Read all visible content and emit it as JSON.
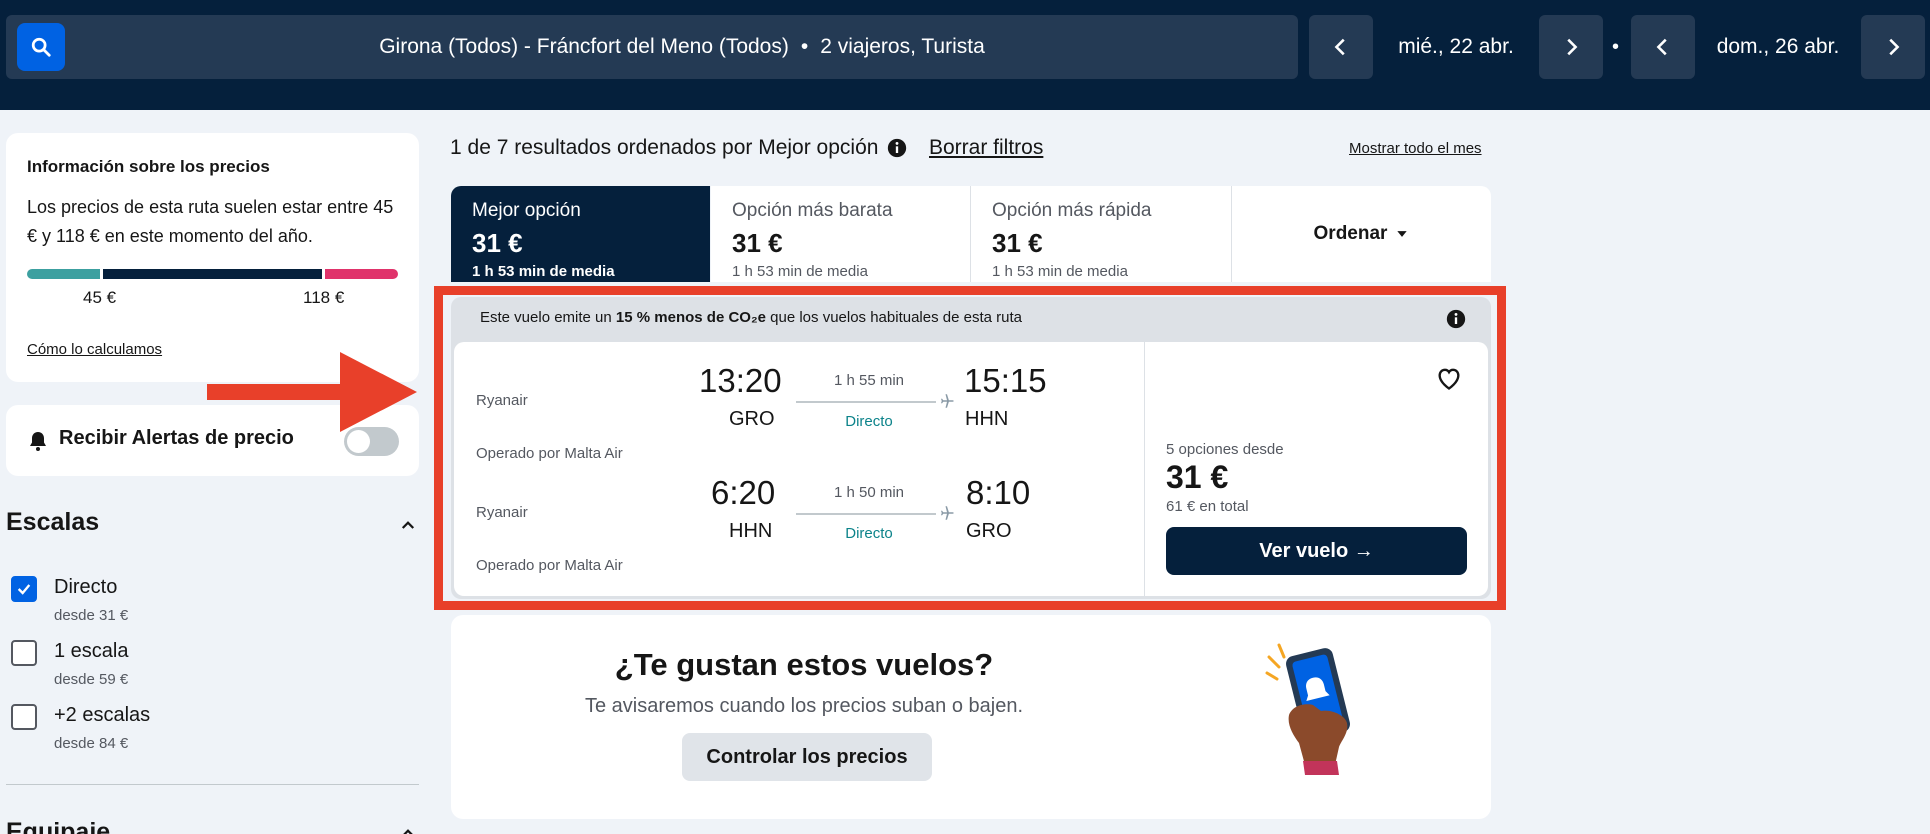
{
  "header": {
    "search_summary": "Girona (Todos) - Fráncfort del Meno (Todos)",
    "separator": "•",
    "travelers": "2 viajeros, Turista",
    "depart_date": "mié., 22 abr.",
    "date_separator": "•",
    "return_date": "dom., 26 abr."
  },
  "price_info": {
    "title": "Información sobre los precios",
    "text": "Los precios de esta ruta suelen estar entre 45 € y 118 € en este momento del año.",
    "low_label": "45 €",
    "high_label": "118 €",
    "how_link": "Cómo lo calculamos",
    "colors": {
      "low": "#3ca0a0",
      "mid": "#05203c",
      "high": "#e0336b"
    }
  },
  "alerts": {
    "label": "Recibir Alertas de precio",
    "toggle_on": false
  },
  "filters": {
    "stops_title": "Escalas",
    "options": [
      {
        "label": "Directo",
        "sub": "desde 31 €",
        "checked": true
      },
      {
        "label": "1 escala",
        "sub": "desde 59 €",
        "checked": false
      },
      {
        "label": "+2 escalas",
        "sub": "desde 84 €",
        "checked": false
      }
    ],
    "baggage_title": "Equipaje"
  },
  "results": {
    "summary": "1 de 7 resultados ordenados por Mejor opción",
    "clear_filters": "Borrar filtros",
    "show_month": "Mostrar todo el mes"
  },
  "sort_tabs": [
    {
      "label": "Mejor opción",
      "price": "31 €",
      "sub": "1 h 53 min de media",
      "active": true
    },
    {
      "label": "Opción más barata",
      "price": "31 €",
      "sub": "1 h 53 min de media",
      "active": false
    },
    {
      "label": "Opción más rápida",
      "price": "31 €",
      "sub": "1 h 53 min de media",
      "active": false
    }
  ],
  "sort_dropdown": "Ordenar",
  "eco_banner": {
    "prefix": "Este vuelo emite un",
    "highlight": "15 % menos de CO₂e",
    "suffix": "que los vuelos habituales de esta ruta"
  },
  "flight": {
    "legs": [
      {
        "airline": "Ryanair",
        "operated": "Operado por Malta Air",
        "dep_time": "13:20",
        "dep_code": "GRO",
        "duration": "1 h 55 min",
        "stops": "Directo",
        "arr_time": "15:15",
        "arr_code": "HHN"
      },
      {
        "airline": "Ryanair",
        "operated": "Operado por Malta Air",
        "dep_time": "6:20",
        "dep_code": "HHN",
        "duration": "1 h 50 min",
        "stops": "Directo",
        "arr_time": "8:10",
        "arr_code": "GRO"
      }
    ],
    "options_from": "5 opciones desde",
    "price": "31 €",
    "total": "61 € en total",
    "cta": "Ver vuelo →"
  },
  "promo": {
    "title": "¿Te gustan estos vuelos?",
    "text": "Te avisaremos cuando los precios suban o bajen.",
    "button": "Controlar los precios"
  },
  "annotation_color": "#e8402a"
}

___

▸ TASK PROMPT
Establish how many lines of the material above hold the word "duration". Nothing but the count should be returned.

▸ REPLY
2